**SUPPLIED INFORMATION**
+++++

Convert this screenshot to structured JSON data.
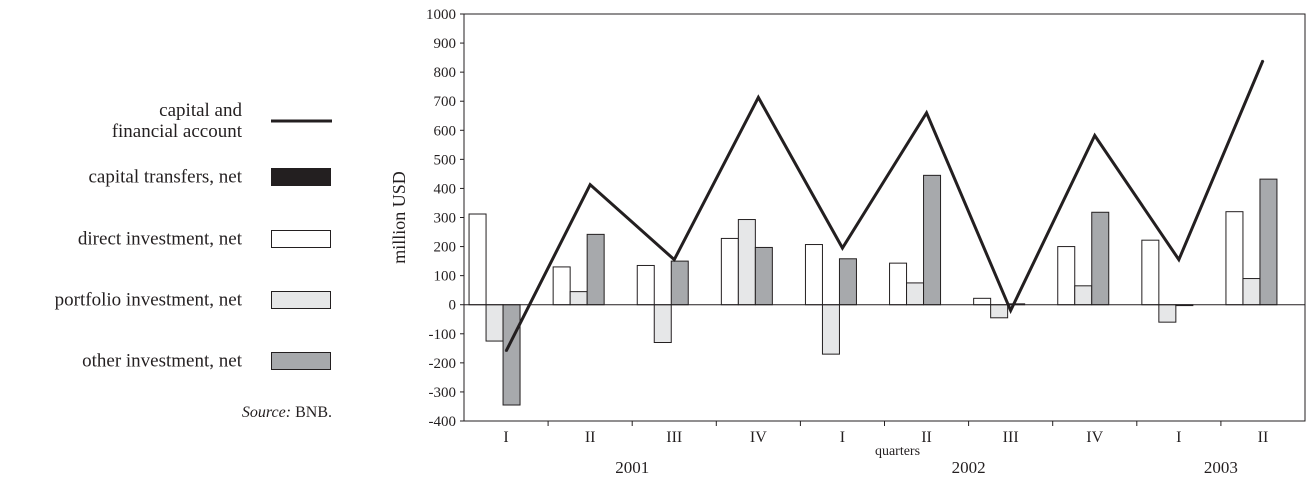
{
  "legend": {
    "capital": "capital and\nfinancial account",
    "transfers": "capital transfers, net",
    "direct": "direct investment, net",
    "portfolio": "portfolio investment, net",
    "other": "other investment, net",
    "source_prefix": "Source:",
    "source_value": "BNB."
  },
  "colors": {
    "line": "#231f20",
    "transfers": "#231f20",
    "direct": "#ffffff",
    "portfolio": "#e6e7e8",
    "other": "#a7a9ac",
    "zero_line": "#231f20"
  },
  "chart_data": {
    "type": "bar",
    "ylabel": "million USD",
    "xlabel": "quarters",
    "ylim": [
      -400,
      1000
    ],
    "yticks": [
      "1000",
      "900",
      "800",
      "700",
      "600",
      "500",
      "400",
      "300",
      "200",
      "100",
      "0",
      "-100",
      "-200",
      "-300",
      "-400"
    ],
    "categories": [
      "I",
      "II",
      "III",
      "IV",
      "I",
      "II",
      "III",
      "IV",
      "I",
      "II"
    ],
    "years": [
      "2001",
      "2002",
      "2003"
    ],
    "series": [
      {
        "name": "direct investment, net",
        "kind": "bar",
        "values": [
          312,
          130,
          135,
          228,
          207,
          143,
          22,
          200,
          222,
          320
        ]
      },
      {
        "name": "portfolio investment, net",
        "kind": "bar",
        "values": [
          -125,
          45,
          -130,
          293,
          -170,
          75,
          -45,
          65,
          -60,
          90
        ]
      },
      {
        "name": "other investment, net",
        "kind": "bar",
        "values": [
          -345,
          242,
          150,
          197,
          158,
          445,
          3,
          318,
          -3,
          432
        ]
      },
      {
        "name": "capital transfers, net",
        "kind": "bar",
        "values": [
          0,
          0,
          0,
          0,
          0,
          0,
          0,
          0,
          0,
          0
        ]
      },
      {
        "name": "capital and financial account",
        "kind": "line",
        "values": [
          -160,
          413,
          155,
          713,
          195,
          660,
          -20,
          582,
          155,
          840
        ]
      }
    ],
    "grid": false,
    "legend_position": "left"
  }
}
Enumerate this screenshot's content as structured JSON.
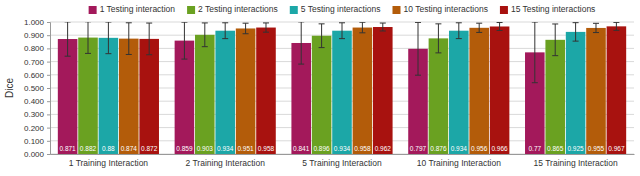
{
  "chart_data": {
    "type": "bar",
    "y_label": "Dice",
    "categories": [
      "1 Training Interaction",
      "2 Training Interaction",
      "5 Training Interaction",
      "10 Training Interaction",
      "15 Training Interaction"
    ],
    "series": [
      {
        "name": "1 Testing interaction",
        "color": "#a3195b",
        "values": [
          0.871,
          0.859,
          0.841,
          0.797,
          0.77
        ],
        "errors": [
          0.13,
          0.14,
          0.16,
          0.2,
          0.23
        ]
      },
      {
        "name": "2 Testing interactions",
        "color": "#6aa121",
        "values": [
          0.882,
          0.903,
          0.896,
          0.876,
          0.865
        ],
        "errors": [
          0.12,
          0.09,
          0.09,
          0.11,
          0.12
        ]
      },
      {
        "name": "5 Testing interactions",
        "color": "#1ca7a7",
        "values": [
          0.88,
          0.934,
          0.934,
          0.934,
          0.925
        ],
        "errors": [
          0.12,
          0.06,
          0.06,
          0.06,
          0.07
        ]
      },
      {
        "name": "10 Testing interactions",
        "color": "#b35c0a",
        "values": [
          0.874,
          0.951,
          0.958,
          0.956,
          0.955
        ],
        "errors": [
          0.12,
          0.04,
          0.04,
          0.035,
          0.035
        ]
      },
      {
        "name": "15 Testing interactions",
        "color": "#a8120f",
        "values": [
          0.872,
          0.958,
          0.962,
          0.966,
          0.967
        ],
        "errors": [
          0.12,
          0.035,
          0.03,
          0.03,
          0.03
        ]
      }
    ],
    "ylim": [
      0,
      1
    ],
    "yticks": [
      {
        "value": 0,
        "label": "0.000"
      },
      {
        "value": 0.1,
        "label": "0.100"
      },
      {
        "value": 0.2,
        "label": "0.200"
      },
      {
        "value": 0.3,
        "label": "0.300"
      },
      {
        "value": 0.4,
        "label": "0.400"
      },
      {
        "value": 0.5,
        "label": "0.500"
      },
      {
        "value": 0.6,
        "label": "0.600"
      },
      {
        "value": 0.7,
        "label": "0.700"
      },
      {
        "value": 0.8,
        "label": "0.800"
      },
      {
        "value": 0.9,
        "label": "0.900"
      },
      {
        "value": 1,
        "label": "1.000"
      }
    ],
    "grid": true,
    "legend": "top",
    "data_labels": true
  }
}
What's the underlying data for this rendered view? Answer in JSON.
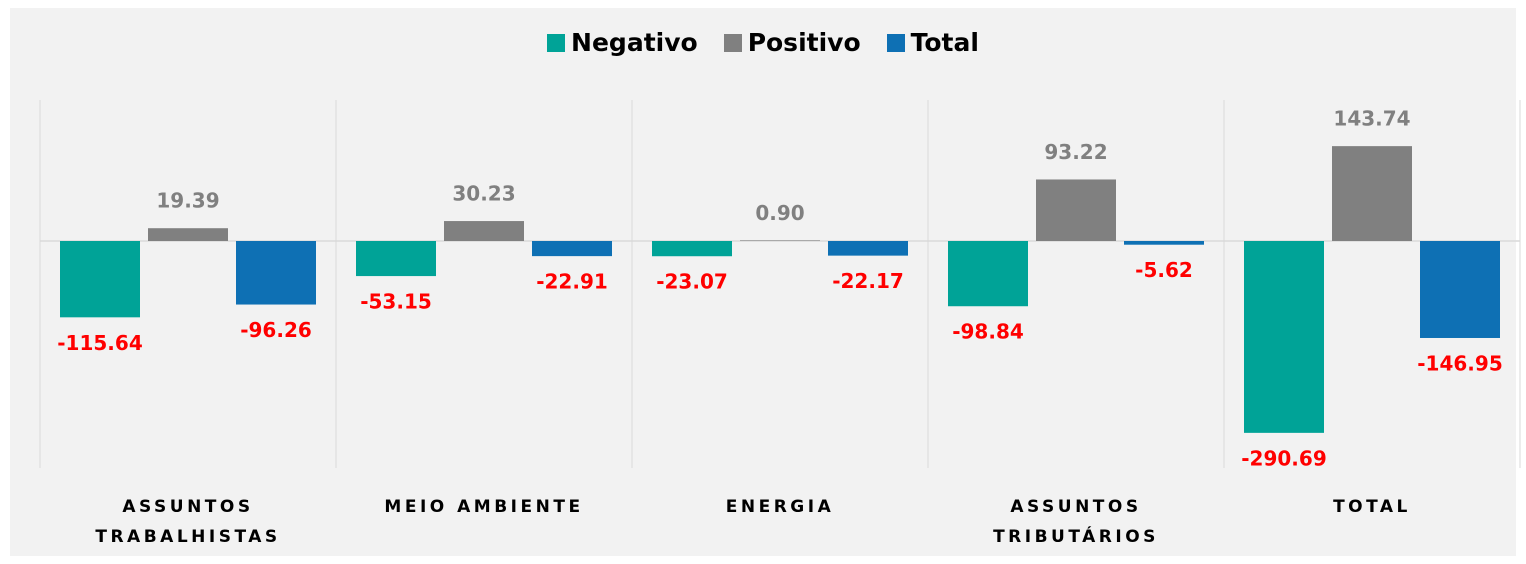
{
  "chart_data": {
    "type": "bar",
    "categories": [
      "ASSUNTOS TRABALHISTAS",
      "MEIO AMBIENTE",
      "ENERGIA",
      "ASSUNTOS TRIBUTÁRIOS",
      "TOTAL"
    ],
    "series": [
      {
        "name": "Negativo",
        "color": "#00a397",
        "values": [
          -115.64,
          -53.15,
          -23.07,
          -98.84,
          -290.69
        ]
      },
      {
        "name": "Positivo",
        "color": "#808080",
        "values": [
          19.39,
          30.23,
          0.9,
          93.22,
          143.74
        ],
        "value_labels": [
          "19.39",
          "30.23",
          "0.90",
          "93.22",
          "143.74"
        ]
      },
      {
        "name": "Total",
        "color": "#0e70b4",
        "values": [
          -96.26,
          -22.91,
          -22.17,
          -5.62,
          -146.95
        ]
      }
    ],
    "ylim": [
      -350,
      200
    ],
    "legend": "top"
  }
}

+++++

**EXERCISE BRIEF**
Which lines in the records above contain the string "capital"? Copy each one.

**RESULT BELOW**
    "capital": "capital and\nfinancial account",
    "transfers": "capital transfers, net",
        "name": "capital transfers, net",
        "name": "capital and financial account",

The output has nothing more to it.